SET EXERCISE: Scan the entries below for the word "profile". Copy each line that has it.

--- --- ---

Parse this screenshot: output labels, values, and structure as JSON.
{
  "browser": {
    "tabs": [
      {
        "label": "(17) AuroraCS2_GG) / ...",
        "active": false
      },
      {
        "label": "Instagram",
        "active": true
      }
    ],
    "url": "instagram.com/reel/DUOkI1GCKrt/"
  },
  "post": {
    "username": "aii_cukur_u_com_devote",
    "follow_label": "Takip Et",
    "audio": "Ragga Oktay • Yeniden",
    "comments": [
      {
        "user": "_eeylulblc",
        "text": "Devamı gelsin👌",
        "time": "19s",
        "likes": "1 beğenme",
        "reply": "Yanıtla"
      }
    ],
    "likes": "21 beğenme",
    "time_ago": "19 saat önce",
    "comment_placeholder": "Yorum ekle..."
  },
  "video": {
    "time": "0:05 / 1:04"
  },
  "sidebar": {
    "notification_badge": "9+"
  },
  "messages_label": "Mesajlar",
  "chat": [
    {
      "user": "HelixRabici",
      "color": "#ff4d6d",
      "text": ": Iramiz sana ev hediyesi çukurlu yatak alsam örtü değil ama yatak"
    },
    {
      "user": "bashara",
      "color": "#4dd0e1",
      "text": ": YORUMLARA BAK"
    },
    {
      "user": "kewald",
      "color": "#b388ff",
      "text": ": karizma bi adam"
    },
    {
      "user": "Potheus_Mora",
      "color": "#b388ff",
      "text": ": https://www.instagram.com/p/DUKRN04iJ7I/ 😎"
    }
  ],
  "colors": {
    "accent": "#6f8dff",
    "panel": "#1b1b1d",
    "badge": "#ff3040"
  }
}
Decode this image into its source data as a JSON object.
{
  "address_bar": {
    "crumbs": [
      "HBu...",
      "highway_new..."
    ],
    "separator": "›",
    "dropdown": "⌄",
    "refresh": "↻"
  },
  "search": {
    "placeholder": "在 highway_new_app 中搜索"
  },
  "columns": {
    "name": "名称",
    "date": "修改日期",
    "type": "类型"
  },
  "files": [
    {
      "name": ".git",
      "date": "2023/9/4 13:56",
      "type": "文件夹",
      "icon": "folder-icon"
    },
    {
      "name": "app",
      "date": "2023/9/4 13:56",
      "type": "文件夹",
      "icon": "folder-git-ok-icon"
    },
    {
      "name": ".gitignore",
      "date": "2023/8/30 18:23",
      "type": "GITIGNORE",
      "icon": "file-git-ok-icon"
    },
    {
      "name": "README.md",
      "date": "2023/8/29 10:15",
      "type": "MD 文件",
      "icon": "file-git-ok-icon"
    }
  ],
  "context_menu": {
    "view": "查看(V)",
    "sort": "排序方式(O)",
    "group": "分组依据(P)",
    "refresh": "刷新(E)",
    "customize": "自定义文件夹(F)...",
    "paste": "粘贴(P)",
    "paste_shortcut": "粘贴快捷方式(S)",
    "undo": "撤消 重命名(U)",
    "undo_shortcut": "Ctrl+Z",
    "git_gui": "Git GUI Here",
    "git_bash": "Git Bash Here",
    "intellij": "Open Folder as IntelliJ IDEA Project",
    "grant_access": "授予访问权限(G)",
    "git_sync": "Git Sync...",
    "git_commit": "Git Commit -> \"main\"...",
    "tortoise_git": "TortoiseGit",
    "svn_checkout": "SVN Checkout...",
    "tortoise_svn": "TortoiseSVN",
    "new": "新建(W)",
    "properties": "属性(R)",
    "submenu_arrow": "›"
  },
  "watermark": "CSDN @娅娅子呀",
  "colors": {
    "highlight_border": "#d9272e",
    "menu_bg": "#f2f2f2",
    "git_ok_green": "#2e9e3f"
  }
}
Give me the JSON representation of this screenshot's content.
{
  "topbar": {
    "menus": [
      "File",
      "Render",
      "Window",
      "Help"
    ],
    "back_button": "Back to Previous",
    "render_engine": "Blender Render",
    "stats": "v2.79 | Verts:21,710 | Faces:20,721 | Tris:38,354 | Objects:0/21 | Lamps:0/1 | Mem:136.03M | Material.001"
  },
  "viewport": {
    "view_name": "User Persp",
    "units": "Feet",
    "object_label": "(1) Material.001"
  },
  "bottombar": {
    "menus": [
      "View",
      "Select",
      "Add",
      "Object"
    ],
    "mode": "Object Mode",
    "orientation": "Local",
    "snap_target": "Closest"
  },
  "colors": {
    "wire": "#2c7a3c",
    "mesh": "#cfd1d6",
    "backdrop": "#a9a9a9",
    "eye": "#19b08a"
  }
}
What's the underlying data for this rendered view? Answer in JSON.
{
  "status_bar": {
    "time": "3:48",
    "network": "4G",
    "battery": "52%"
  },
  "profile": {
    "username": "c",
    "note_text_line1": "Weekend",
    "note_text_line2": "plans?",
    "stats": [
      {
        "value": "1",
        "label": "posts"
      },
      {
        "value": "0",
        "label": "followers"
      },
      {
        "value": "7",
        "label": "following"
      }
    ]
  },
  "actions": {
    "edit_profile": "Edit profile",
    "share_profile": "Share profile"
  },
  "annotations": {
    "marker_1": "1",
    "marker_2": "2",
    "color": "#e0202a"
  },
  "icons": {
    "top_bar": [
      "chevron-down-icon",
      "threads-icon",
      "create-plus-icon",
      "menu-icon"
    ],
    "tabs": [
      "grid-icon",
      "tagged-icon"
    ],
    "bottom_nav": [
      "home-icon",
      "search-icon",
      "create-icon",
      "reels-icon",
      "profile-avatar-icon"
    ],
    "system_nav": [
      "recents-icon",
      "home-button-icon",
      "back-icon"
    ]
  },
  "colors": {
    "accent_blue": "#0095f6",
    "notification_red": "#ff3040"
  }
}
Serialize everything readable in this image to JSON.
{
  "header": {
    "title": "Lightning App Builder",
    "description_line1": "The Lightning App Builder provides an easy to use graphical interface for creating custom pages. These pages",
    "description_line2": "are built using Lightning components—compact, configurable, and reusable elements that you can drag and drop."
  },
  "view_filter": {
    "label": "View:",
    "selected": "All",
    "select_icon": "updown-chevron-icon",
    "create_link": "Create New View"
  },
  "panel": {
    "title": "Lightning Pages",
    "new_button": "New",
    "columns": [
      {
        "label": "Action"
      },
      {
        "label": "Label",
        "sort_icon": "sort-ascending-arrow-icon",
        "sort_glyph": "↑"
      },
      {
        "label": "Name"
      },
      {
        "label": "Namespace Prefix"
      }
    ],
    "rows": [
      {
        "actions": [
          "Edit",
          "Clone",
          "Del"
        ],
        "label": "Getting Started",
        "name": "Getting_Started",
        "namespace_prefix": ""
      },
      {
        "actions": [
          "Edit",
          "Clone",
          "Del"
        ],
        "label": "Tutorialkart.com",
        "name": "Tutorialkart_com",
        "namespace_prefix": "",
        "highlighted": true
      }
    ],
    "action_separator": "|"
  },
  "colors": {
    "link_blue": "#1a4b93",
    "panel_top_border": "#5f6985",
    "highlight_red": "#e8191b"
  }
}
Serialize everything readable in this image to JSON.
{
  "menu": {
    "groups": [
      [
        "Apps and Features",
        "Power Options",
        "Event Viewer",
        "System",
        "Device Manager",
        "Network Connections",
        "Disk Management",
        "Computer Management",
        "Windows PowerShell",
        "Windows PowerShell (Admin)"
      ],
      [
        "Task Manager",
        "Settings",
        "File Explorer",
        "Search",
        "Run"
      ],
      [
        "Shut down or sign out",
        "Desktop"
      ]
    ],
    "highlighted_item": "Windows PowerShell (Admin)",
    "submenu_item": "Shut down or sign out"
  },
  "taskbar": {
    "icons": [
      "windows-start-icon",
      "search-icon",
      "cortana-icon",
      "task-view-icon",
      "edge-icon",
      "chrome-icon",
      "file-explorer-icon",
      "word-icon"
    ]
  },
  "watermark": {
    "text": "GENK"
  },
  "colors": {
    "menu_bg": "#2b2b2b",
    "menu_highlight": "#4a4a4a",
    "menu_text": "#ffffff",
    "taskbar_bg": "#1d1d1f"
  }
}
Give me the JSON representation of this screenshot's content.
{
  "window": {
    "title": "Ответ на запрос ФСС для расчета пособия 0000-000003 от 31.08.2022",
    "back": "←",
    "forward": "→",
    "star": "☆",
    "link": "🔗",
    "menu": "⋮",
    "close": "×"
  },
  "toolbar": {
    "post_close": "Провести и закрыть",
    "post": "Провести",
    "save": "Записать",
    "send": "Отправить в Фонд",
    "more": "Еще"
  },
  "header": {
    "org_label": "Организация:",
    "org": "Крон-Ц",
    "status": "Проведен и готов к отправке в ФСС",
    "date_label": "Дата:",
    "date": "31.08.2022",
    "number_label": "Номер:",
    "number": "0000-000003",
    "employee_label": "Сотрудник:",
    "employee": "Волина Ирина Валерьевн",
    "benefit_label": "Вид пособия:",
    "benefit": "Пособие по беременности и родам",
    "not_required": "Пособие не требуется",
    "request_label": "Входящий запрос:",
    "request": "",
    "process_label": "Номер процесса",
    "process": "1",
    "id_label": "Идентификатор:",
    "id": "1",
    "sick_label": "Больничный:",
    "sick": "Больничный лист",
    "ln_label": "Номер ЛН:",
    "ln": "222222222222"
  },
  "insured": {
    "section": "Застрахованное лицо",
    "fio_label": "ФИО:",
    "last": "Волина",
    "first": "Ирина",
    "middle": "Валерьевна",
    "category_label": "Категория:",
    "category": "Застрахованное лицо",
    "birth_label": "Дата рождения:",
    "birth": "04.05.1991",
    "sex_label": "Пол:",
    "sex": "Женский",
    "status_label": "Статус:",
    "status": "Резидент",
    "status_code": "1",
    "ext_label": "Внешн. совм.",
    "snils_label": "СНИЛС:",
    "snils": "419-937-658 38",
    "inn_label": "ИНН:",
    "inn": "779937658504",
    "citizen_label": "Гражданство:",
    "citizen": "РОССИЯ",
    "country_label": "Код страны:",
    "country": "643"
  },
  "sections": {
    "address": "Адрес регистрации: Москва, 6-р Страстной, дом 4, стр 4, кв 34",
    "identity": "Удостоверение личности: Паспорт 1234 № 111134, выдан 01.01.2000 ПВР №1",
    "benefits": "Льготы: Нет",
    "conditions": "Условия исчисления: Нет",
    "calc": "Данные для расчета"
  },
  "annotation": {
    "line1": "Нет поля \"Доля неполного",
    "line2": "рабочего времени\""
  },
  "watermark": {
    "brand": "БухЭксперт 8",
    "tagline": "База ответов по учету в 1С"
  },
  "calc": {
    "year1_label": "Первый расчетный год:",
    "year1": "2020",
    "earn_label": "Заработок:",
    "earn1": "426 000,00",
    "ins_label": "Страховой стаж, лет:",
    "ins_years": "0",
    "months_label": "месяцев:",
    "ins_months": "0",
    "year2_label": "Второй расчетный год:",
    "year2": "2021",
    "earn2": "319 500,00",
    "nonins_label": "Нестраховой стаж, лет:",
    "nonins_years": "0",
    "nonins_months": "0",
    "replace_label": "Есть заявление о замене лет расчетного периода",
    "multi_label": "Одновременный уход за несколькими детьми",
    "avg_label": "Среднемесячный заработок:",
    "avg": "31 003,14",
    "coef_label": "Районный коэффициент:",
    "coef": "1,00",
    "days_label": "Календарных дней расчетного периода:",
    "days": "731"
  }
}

--- --- ---

TASK RESULT:
  "profile": {
    "edit_profile": "Edit profile",
    "share_profile": "Share profile"
      "profile-avatar-icon"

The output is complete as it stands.